Directive: Select from the records below every line that has the word "document" in it.
======== Records provided ========
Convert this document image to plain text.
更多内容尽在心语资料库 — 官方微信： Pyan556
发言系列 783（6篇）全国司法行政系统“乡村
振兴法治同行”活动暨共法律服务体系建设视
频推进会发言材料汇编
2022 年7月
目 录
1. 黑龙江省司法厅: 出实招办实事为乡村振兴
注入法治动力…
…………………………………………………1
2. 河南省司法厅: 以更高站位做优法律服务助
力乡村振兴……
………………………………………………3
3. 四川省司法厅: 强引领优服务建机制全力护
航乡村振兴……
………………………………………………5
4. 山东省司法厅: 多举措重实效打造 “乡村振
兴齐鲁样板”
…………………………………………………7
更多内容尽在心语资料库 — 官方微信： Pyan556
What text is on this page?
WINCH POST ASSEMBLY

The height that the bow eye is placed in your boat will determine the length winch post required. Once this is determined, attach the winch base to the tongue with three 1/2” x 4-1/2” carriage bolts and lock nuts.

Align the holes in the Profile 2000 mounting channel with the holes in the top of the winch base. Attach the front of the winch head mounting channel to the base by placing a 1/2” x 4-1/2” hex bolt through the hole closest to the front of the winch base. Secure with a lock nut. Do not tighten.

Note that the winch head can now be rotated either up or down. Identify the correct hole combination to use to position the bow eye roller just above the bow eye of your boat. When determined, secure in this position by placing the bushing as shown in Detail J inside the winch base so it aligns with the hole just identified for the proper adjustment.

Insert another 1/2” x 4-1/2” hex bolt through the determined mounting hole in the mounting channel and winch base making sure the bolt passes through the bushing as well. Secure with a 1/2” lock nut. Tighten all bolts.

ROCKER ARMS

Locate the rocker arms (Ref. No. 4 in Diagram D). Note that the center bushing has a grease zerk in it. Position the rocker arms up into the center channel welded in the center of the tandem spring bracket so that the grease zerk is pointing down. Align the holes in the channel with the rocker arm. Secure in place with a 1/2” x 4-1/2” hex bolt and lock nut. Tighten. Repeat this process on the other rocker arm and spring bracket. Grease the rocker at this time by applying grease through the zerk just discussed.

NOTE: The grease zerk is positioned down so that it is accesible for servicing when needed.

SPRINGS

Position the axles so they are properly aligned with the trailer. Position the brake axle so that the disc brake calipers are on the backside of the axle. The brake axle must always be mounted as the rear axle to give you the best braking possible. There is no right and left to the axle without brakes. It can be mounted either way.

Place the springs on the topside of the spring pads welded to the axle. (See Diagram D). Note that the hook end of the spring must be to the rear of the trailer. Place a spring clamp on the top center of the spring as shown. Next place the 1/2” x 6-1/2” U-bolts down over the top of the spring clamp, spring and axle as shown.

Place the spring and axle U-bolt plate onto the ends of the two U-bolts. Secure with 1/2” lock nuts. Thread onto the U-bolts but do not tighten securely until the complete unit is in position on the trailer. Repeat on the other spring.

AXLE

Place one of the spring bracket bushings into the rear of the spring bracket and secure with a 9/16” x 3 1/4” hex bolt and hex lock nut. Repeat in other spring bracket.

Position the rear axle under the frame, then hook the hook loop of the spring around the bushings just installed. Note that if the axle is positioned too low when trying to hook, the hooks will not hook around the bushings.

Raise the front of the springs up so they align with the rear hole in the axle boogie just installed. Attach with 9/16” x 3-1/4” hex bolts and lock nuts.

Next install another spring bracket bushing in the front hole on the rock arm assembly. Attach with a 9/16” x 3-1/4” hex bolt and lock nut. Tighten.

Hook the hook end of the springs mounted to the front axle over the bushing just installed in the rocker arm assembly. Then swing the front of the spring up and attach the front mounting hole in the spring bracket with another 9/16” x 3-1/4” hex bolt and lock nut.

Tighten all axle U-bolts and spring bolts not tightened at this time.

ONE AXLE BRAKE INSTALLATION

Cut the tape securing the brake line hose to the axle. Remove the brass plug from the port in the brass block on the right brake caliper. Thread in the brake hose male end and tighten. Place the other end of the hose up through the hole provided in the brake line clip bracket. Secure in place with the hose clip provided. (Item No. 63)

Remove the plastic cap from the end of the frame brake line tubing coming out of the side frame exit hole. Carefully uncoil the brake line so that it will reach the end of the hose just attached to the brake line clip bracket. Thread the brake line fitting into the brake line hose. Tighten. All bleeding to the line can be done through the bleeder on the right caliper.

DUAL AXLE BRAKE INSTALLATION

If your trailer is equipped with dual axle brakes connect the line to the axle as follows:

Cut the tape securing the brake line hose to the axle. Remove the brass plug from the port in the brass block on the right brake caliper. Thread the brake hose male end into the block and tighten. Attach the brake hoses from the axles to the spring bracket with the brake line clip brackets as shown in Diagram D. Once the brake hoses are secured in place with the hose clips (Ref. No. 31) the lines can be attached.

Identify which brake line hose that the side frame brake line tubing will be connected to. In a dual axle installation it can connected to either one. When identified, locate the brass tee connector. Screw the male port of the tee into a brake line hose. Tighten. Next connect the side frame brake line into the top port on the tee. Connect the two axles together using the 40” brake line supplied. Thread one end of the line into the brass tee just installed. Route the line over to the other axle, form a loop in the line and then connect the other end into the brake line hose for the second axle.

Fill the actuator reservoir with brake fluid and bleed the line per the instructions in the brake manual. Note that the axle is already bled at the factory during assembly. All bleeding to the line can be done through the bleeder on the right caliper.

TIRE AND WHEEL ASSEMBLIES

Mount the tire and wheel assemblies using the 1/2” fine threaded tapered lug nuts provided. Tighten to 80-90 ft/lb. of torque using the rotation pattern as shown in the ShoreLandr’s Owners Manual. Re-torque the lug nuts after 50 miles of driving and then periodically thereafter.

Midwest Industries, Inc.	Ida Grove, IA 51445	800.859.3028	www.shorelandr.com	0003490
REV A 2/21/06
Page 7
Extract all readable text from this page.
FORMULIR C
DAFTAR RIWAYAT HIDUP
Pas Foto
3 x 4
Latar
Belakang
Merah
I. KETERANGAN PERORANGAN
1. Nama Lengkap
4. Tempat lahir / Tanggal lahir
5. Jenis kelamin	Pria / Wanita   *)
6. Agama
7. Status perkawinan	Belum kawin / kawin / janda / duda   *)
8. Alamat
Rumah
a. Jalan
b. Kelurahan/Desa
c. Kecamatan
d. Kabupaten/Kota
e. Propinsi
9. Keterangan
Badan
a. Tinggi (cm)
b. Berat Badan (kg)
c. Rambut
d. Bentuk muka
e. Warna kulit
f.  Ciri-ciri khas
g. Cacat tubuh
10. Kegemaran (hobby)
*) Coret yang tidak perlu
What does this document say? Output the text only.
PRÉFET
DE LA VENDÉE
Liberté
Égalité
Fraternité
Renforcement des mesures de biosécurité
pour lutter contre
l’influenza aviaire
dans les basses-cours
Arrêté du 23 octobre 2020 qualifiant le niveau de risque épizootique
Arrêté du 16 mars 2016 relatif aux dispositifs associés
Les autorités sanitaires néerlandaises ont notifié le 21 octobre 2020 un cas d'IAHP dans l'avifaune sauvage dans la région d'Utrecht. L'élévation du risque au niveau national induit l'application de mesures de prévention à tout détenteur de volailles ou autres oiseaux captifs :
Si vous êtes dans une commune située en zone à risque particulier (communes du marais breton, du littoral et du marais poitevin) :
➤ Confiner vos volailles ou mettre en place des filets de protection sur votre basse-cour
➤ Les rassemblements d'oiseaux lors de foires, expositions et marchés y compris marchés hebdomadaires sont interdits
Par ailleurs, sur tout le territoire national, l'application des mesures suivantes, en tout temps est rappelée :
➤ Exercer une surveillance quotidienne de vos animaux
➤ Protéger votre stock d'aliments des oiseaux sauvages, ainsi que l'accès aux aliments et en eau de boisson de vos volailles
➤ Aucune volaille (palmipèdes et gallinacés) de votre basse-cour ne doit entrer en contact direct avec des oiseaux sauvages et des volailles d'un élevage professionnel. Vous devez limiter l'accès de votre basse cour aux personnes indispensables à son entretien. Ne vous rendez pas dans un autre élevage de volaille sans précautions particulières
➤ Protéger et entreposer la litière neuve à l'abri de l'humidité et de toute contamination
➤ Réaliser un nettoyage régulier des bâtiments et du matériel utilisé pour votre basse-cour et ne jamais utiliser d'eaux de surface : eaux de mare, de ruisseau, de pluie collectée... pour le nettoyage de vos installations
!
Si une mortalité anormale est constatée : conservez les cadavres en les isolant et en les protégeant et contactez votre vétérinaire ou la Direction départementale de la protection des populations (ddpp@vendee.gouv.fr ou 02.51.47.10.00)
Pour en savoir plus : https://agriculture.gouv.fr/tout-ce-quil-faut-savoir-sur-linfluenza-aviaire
========
Answer to the problem:
Convert this document image to plain text.
What does this document say? Output the text only.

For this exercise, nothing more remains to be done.